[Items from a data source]
· · · · ·

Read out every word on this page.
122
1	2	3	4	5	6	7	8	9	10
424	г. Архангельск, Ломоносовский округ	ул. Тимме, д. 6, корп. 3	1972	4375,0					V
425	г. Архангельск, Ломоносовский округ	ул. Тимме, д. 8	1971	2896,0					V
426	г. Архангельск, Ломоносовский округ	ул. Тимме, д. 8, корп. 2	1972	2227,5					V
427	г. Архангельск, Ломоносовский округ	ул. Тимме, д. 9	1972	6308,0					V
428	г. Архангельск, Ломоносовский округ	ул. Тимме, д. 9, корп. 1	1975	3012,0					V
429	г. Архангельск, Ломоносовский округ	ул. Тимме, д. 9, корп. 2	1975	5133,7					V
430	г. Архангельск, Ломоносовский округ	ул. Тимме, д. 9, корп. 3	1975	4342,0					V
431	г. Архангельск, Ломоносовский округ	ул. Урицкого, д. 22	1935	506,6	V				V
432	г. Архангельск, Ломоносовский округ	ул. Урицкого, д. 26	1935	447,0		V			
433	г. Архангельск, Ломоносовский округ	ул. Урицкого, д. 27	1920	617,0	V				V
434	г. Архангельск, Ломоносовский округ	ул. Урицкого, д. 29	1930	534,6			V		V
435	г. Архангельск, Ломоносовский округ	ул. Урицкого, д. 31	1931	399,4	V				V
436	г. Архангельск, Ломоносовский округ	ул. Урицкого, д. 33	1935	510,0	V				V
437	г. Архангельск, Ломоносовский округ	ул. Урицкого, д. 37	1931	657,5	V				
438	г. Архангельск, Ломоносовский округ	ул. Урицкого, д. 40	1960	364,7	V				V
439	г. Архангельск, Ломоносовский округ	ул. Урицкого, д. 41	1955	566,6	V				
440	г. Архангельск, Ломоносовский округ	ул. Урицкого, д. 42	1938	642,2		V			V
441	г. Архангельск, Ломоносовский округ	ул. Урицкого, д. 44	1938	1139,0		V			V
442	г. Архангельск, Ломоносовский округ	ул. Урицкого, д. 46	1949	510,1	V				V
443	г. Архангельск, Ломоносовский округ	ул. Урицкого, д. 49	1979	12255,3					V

· · · · ·

TASK REQUIREMENTS:
Copy out each record from above, exactly.

THE SOLUTION:
Read out every word on this page.
122
1	2	3	4	5	6	7	8	9	10
424	г. Архангельск, Ломоносовский округ	ул. Тимме, д. 6, корп. 3	1972	4375,0					V
425	г. Архангельск, Ломоносовский округ	ул. Тимме, д. 8	1971	2896,0					V
426	г. Архангельск, Ломоносовский округ	ул. Тимме, д. 8, корп. 2	1972	2227,5					V
427	г. Архангельск, Ломоносовский округ	ул. Тимме, д. 9	1972	6308,0					V
428	г. Архангельск, Ломоносовский округ	ул. Тимме, д. 9, корп. 1	1975	3012,0					V
429	г. Архангельск, Ломоносовский округ	ул. Тимме, д. 9, корп. 2	1975	5133,7					V
430	г. Архангельск, Ломоносовский округ	ул. Тимме, д. 9, корп. 3	1975	4342,0					V
431	г. Архангельск, Ломоносовский округ	ул. Урицкого, д. 22	1935	506,6	V				V
432	г. Архангельск, Ломоносовский округ	ул. Урицкого, д. 26	1935	447,0		V			
433	г. Архангельск, Ломоносовский округ	ул. Урицкого, д. 27	1920	617,0	V				V
434	г. Архангельск, Ломоносовский округ	ул. Урицкого, д. 29	1930	534,6			V		V
435	г. Архангельск, Ломоносовский округ	ул. Урицкого, д. 31	1931	399,4	V				V
436	г. Архангельск, Ломоносовский округ	ул. Урицкого, д. 33	1935	510,0	V				V
437	г. Архангельск, Ломоносовский округ	ул. Урицкого, д. 37	1931	657,5	V				
438	г. Архангельск, Ломоносовский округ	ул. Урицкого, д. 40	1960	364,7	V				V
439	г. Архангельск, Ломоносовский округ	ул. Урицкого, д. 41	1955	566,6	V				
440	г. Архангельск, Ломоносовский округ	ул. Урицкого, д. 42	1938	642,2		V			V
441	г. Архангельск, Ломоносовский округ	ул. Урицкого, д. 44	1938	1139,0		V			V
442	г. Архангельск, Ломоносовский округ	ул. Урицкого, д. 46	1949	510,1	V				V
443	г. Архангельск, Ломоносовский округ	ул. Урицкого, д. 49	1979	12255,3					V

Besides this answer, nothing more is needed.